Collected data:
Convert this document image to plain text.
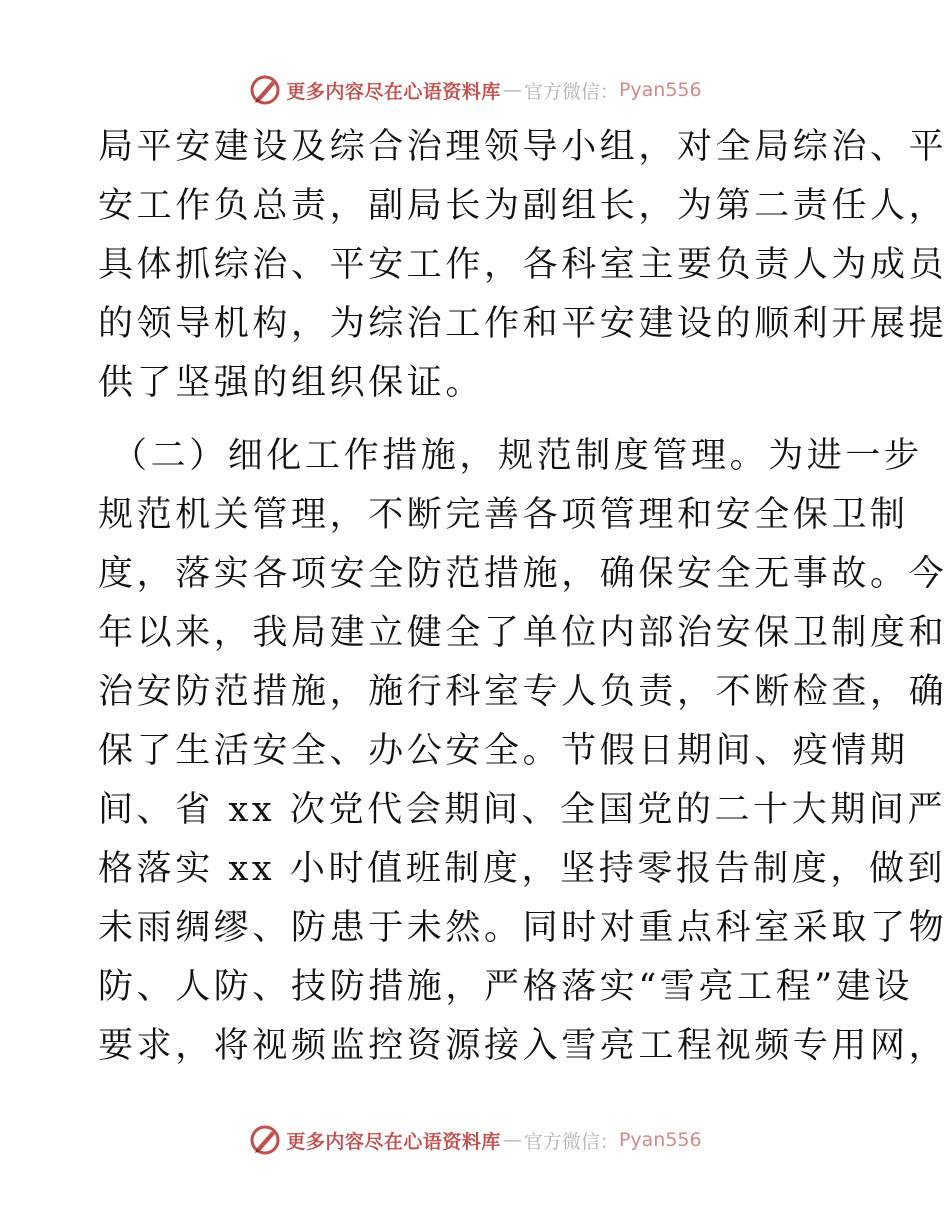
更多内容尽在心语资料库 — 官方微信： Pyan556
局平安建设及综合治理领导小组，对全局综治、平
安工作负总责，副局长为副组长，为第二责任人，
具体抓综治、平安工作，各科室主要负责人为成员
的领导机构，为综治工作和平安建设的顺利开展提
供了坚强的组织保证。
（二）细化工作措施，规范制度管理。为进一步
规范机关管理，不断完善各项管理和安全保卫制
度，落实各项安全防范措施，确保安全无事故。今
年以来，我局建立健全了单位内部治安保卫制度和
治安防范措施，施行科室专人负责，不断检查，确
保了生活安全、办公安全。节假日期间、疫情期
间、省 xx 次党代会期间、全国党的二十大期间严
格落实 xx 小时值班制度，坚持零报告制度，做到
未雨绸缪、防患于未然。同时对重点科室采取了物
防、人防、技防措施，严格落实“雪亮工程”建设
要求，将视频监控资源接入雪亮工程视频专用网，
更多内容尽在心语资料库 — 官方微信： Pyan556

- [WRITTEN TASK] Leave out the pictures and copy every record above exactly.

- [SOLUTION]
Convert this document image to plain text.
更多内容尽在心语资料库 — 官方微信： Pyan556
局平安建设及综合治理领导小组，对全局综治、平
安工作负总责，副局长为副组长，为第二责任人，
具体抓综治、平安工作，各科室主要负责人为成员
的领导机构，为综治工作和平安建设的顺利开展提
供了坚强的组织保证。
（二）细化工作措施，规范制度管理。为进一步
规范机关管理，不断完善各项管理和安全保卫制
度，落实各项安全防范措施，确保安全无事故。今
年以来，我局建立健全了单位内部治安保卫制度和
治安防范措施，施行科室专人负责，不断检查，确
保了生活安全、办公安全。节假日期间、疫情期
间、省 xx 次党代会期间、全国党的二十大期间严
格落实 xx 小时值班制度，坚持零报告制度，做到
未雨绸缪、防患于未然。同时对重点科室采取了物
防、人防、技防措施，严格落实“雪亮工程”建设
要求，将视频监控资源接入雪亮工程视频专用网，
更多内容尽在心语资料库 — 官方微信： Pyan556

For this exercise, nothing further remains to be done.